REQUEST »
Pick out the lines below with "this" and list them.

DATA FOR THE TASK »

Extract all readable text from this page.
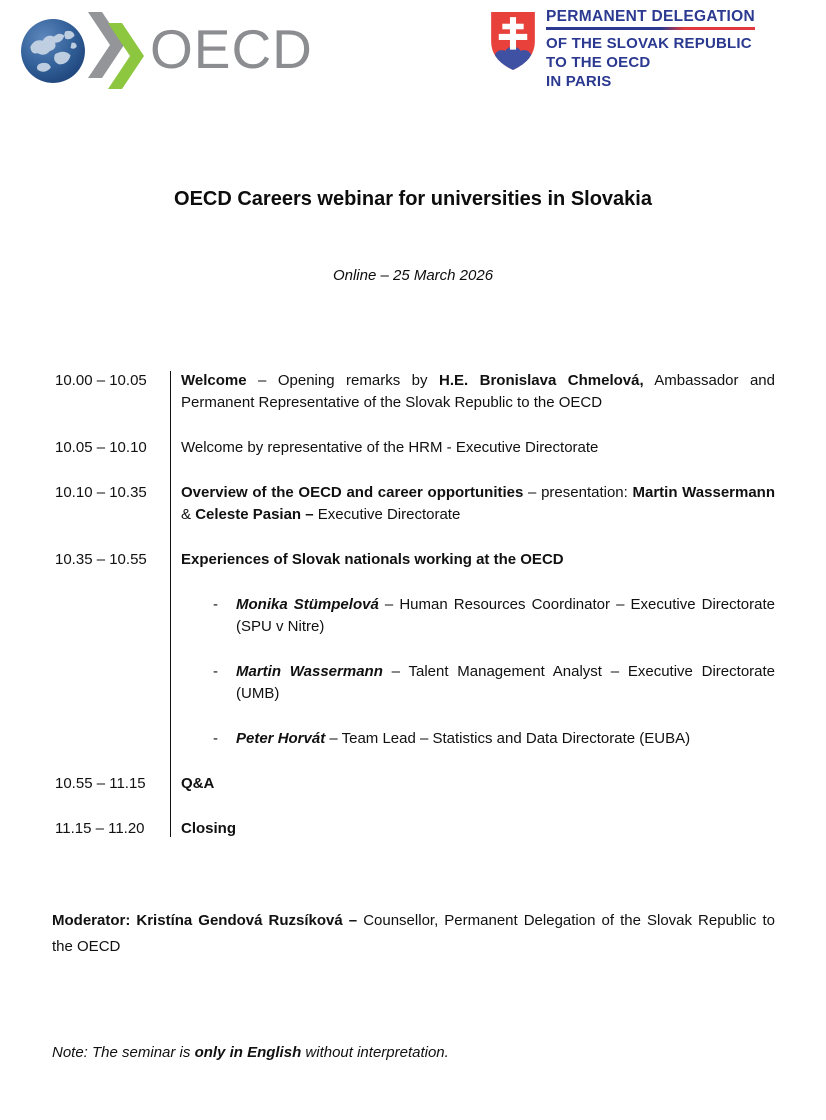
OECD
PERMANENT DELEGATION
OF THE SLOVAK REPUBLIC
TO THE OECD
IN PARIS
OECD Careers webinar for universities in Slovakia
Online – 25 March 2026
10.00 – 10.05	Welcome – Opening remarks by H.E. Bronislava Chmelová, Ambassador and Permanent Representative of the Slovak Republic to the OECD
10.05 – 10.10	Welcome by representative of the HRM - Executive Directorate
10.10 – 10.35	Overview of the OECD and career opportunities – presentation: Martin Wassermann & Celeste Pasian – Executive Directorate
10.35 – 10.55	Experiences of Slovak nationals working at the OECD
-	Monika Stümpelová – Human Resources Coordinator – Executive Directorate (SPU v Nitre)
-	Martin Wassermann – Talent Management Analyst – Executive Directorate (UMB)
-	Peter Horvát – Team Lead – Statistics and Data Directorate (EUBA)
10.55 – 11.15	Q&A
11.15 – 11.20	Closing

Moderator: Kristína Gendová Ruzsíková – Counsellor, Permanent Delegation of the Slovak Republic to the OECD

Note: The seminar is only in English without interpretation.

---

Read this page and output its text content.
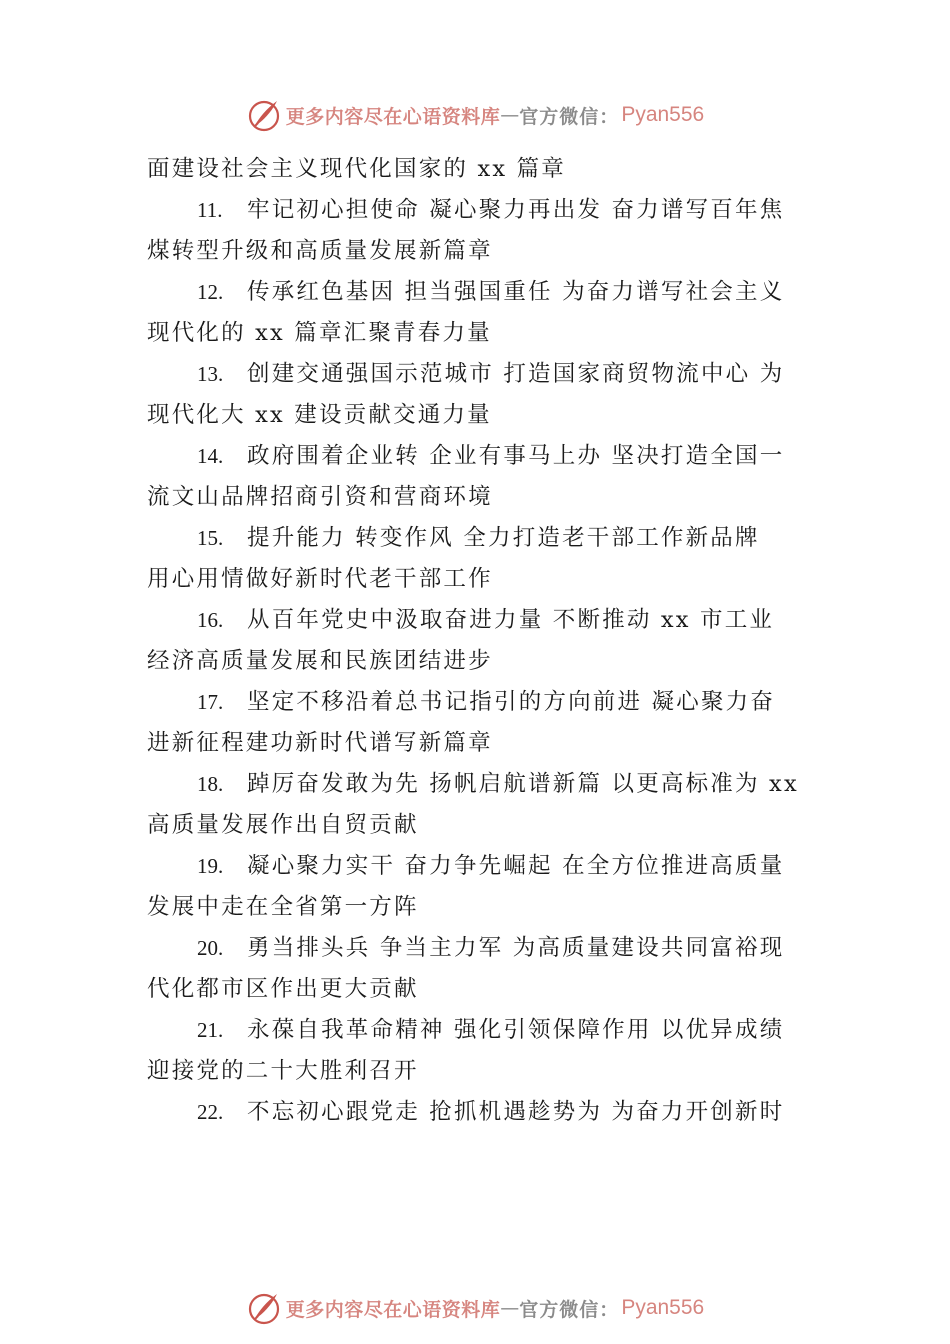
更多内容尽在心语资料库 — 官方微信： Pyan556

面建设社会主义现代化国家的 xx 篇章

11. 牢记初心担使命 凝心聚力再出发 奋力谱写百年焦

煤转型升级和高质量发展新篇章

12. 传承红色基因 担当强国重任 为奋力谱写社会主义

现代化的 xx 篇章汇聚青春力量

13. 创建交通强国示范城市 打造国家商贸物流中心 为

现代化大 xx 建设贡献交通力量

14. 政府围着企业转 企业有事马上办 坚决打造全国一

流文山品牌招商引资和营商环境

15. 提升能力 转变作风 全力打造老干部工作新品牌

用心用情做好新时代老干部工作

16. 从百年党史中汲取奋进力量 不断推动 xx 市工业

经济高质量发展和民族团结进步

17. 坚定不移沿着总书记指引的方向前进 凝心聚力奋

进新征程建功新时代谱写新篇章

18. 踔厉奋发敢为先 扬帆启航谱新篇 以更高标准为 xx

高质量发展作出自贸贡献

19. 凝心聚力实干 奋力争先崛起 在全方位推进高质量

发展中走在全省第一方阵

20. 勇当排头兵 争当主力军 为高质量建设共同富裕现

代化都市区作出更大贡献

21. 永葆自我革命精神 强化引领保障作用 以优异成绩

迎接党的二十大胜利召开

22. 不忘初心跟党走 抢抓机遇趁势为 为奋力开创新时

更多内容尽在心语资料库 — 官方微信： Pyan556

COMPLETE OUTPUT »
Extract all readable text from this page.
Read this page and output its text content.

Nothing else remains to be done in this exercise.